→ **PROMPT**
Find each line containing the string "title" and return it.

→ **INFORMATION GIVEN**
>> START

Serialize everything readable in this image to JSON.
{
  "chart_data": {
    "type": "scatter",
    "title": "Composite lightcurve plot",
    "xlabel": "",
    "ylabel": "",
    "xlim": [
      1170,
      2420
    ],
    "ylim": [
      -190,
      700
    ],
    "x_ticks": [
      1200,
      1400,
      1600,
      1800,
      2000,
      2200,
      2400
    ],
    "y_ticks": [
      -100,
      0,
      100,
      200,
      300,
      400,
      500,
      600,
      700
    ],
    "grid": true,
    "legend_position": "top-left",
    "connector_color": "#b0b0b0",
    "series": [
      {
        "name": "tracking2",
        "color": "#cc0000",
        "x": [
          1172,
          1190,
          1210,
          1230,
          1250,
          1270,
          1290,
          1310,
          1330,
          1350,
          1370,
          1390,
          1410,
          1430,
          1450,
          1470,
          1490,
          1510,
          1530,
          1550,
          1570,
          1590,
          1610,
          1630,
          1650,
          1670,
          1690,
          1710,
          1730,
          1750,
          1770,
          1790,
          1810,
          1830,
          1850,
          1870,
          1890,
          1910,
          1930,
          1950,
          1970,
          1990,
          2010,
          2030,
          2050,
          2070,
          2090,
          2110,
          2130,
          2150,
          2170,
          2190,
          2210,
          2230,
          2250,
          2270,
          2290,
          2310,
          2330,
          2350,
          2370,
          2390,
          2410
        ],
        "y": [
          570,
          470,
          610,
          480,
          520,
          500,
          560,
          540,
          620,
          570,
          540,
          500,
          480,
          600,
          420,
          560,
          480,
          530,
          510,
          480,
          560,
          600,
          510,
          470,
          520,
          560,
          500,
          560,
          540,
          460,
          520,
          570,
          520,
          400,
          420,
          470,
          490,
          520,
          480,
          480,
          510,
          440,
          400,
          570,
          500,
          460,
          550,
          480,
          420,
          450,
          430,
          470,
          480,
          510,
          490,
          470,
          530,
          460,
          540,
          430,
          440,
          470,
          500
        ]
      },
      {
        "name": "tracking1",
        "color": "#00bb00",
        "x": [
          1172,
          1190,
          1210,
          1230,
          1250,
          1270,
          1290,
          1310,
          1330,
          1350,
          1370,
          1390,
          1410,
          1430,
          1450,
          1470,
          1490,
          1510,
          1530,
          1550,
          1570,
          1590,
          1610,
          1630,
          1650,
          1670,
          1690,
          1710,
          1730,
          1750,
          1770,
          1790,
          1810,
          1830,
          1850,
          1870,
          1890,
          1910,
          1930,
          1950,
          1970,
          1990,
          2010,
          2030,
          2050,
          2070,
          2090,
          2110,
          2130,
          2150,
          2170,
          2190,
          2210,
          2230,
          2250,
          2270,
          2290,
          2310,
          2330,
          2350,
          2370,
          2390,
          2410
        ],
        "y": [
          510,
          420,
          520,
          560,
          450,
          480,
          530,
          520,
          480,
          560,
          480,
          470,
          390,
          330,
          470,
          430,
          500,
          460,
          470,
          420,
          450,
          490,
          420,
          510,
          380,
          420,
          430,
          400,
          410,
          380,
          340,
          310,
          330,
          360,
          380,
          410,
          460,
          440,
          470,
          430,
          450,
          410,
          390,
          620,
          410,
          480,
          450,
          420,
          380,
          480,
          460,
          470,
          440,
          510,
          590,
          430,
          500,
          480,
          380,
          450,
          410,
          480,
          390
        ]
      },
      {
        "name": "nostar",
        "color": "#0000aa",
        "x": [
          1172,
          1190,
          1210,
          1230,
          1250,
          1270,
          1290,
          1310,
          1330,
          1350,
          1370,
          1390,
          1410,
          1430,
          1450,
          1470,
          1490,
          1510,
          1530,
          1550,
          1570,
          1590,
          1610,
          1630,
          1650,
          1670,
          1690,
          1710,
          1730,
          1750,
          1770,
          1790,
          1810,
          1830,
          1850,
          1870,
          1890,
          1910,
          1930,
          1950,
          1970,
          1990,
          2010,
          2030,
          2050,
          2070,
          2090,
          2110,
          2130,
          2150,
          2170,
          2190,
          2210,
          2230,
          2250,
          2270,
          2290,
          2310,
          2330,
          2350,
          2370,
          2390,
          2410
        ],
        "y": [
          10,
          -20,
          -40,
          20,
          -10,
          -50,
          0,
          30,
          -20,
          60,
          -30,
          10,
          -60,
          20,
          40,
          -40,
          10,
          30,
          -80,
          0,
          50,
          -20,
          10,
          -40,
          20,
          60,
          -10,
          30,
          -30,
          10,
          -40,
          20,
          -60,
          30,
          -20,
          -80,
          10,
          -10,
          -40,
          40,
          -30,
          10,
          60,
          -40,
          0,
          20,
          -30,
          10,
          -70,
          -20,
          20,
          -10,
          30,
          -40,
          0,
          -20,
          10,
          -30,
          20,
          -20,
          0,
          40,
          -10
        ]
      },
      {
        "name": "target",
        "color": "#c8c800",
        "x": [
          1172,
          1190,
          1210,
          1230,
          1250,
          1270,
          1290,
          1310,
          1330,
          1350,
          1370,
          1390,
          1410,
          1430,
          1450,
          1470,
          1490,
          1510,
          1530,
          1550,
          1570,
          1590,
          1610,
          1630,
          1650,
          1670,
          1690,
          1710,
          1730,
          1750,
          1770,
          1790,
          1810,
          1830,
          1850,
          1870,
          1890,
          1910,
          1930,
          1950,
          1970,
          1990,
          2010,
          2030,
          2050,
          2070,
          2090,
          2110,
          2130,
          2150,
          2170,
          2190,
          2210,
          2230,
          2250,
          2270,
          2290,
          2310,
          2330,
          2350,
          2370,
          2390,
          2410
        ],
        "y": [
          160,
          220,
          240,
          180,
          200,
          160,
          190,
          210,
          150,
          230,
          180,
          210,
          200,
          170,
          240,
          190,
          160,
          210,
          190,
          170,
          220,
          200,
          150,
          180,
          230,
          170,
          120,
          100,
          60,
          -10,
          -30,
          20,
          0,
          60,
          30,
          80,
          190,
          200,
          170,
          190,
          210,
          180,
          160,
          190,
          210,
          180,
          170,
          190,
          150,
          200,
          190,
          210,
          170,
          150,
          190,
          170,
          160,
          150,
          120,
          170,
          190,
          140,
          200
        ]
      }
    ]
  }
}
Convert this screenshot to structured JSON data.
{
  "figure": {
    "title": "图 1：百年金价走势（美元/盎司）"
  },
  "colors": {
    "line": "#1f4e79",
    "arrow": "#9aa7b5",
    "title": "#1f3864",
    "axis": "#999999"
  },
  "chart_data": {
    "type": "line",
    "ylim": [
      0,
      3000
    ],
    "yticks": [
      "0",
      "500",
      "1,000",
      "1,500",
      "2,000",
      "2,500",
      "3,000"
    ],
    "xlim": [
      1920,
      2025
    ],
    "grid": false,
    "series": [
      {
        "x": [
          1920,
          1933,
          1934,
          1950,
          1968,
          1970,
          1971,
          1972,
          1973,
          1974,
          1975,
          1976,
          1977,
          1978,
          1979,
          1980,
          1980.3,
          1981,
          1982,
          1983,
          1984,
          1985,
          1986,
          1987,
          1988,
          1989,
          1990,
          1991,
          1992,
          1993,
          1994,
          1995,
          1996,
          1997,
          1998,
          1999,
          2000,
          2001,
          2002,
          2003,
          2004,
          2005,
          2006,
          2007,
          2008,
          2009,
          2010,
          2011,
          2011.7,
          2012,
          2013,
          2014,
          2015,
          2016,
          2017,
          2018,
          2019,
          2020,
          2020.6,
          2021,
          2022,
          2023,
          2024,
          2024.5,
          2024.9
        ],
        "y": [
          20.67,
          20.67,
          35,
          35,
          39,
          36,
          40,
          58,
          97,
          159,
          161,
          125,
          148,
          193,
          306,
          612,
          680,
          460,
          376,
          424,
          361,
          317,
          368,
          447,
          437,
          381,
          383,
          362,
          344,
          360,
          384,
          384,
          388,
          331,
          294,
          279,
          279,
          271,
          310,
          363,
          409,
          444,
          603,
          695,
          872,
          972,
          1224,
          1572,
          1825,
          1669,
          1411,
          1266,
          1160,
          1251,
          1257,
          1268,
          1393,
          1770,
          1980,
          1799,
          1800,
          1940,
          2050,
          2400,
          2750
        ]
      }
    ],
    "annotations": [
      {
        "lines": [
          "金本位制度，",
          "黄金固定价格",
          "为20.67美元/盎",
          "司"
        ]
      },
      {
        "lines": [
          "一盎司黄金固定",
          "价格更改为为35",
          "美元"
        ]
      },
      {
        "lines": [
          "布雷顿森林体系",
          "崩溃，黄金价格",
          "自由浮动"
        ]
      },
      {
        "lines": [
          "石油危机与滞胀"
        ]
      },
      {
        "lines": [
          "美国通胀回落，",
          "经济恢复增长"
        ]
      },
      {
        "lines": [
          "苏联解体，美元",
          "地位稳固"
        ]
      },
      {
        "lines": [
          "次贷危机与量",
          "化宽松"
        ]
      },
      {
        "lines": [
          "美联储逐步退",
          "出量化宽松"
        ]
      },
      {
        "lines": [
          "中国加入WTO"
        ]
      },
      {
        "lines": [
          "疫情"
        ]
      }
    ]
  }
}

>> END

→ **SOLUTION TO THIS EXERCISE**
    "title": "Composite lightcurve plot",
    "title": "图 1：百年金价走势（美元/盎司）"
    "title": "#1f3864",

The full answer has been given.